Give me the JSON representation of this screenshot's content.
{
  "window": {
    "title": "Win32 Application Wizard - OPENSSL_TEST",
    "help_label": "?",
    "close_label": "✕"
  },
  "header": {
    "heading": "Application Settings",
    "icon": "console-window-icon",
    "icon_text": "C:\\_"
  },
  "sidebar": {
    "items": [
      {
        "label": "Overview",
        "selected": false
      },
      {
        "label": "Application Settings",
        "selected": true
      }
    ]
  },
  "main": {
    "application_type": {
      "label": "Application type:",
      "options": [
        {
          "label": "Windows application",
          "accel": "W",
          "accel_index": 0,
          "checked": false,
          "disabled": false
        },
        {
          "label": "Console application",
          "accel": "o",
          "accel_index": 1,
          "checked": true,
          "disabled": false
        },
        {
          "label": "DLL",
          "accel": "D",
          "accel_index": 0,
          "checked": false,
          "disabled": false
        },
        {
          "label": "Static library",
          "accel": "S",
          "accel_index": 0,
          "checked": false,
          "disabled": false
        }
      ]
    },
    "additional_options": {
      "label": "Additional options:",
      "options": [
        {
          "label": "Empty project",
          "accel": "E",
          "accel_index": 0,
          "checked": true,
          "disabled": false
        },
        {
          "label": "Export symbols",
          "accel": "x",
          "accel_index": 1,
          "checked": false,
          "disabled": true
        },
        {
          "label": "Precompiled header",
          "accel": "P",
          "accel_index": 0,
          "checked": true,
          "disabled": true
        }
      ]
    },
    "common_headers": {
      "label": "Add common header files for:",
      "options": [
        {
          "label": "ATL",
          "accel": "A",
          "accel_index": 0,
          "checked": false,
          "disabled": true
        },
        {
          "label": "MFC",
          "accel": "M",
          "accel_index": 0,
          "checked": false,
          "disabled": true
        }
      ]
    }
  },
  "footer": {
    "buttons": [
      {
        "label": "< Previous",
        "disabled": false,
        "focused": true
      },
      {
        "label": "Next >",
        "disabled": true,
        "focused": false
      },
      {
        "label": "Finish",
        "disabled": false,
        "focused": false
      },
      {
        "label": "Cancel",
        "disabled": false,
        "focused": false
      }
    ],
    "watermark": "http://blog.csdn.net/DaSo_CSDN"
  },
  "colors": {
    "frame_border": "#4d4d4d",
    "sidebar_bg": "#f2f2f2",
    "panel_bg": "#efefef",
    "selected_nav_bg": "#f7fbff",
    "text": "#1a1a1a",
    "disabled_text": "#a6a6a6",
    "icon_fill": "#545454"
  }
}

========================================

■ What the task requires ■
Transcribe every entry exactly, omitting nothing.

■ The response ■
Give me the JSON representation of this screenshot's content.
{
  "window": {
    "title": "Win32 Application Wizard - OPENSSL_TEST",
    "help_label": "?",
    "close_label": "✕"
  },
  "header": {
    "heading": "Application Settings",
    "icon": "console-window-icon",
    "icon_text": "C:\\_"
  },
  "sidebar": {
    "items": [
      {
        "label": "Overview",
        "selected": false
      },
      {
        "label": "Application Settings",
        "selected": true
      }
    ]
  },
  "main": {
    "application_type": {
      "label": "Application type:",
      "options": [
        {
          "label": "Windows application",
          "accel": "W",
          "accel_index": 0,
          "checked": false,
          "disabled": false
        },
        {
          "label": "Console application",
          "accel": "o",
          "accel_index": 1,
          "checked": true,
          "disabled": false
        },
        {
          "label": "DLL",
          "accel": "D",
          "accel_index": 0,
          "checked": false,
          "disabled": false
        },
        {
          "label": "Static library",
          "accel": "S",
          "accel_index": 0,
          "checked": false,
          "disabled": false
        }
      ]
    },
    "additional_options": {
      "label": "Additional options:",
      "options": [
        {
          "label": "Empty project",
          "accel": "E",
          "accel_index": 0,
          "checked": true,
          "disabled": false
        },
        {
          "label": "Export symbols",
          "accel": "x",
          "accel_index": 1,
          "checked": false,
          "disabled": true
        },
        {
          "label": "Precompiled header",
          "accel": "P",
          "accel_index": 0,
          "checked": true,
          "disabled": true
        }
      ]
    },
    "common_headers": {
      "label": "Add common header files for:",
      "options": [
        {
          "label": "ATL",
          "accel": "A",
          "accel_index": 0,
          "checked": false,
          "disabled": true
        },
        {
          "label": "MFC",
          "accel": "M",
          "accel_index": 0,
          "checked": false,
          "disabled": true
        }
      ]
    }
  },
  "footer": {
    "buttons": [
      {
        "label": "< Previous",
        "disabled": false,
        "focused": true
      },
      {
        "label": "Next >",
        "disabled": true,
        "focused": false
      },
      {
        "label": "Finish",
        "disabled": false,
        "focused": false
      },
      {
        "label": "Cancel",
        "disabled": false,
        "focused": false
      }
    ],
    "watermark": "http://blog.csdn.net/DaSo_CSDN"
  },
  "colors": {
    "frame_border": "#4d4d4d",
    "sidebar_bg": "#f2f2f2",
    "panel_bg": "#efefef",
    "selected_nav_bg": "#f7fbff",
    "text": "#1a1a1a",
    "disabled_text": "#a6a6a6",
    "icon_fill": "#545454"
  }
}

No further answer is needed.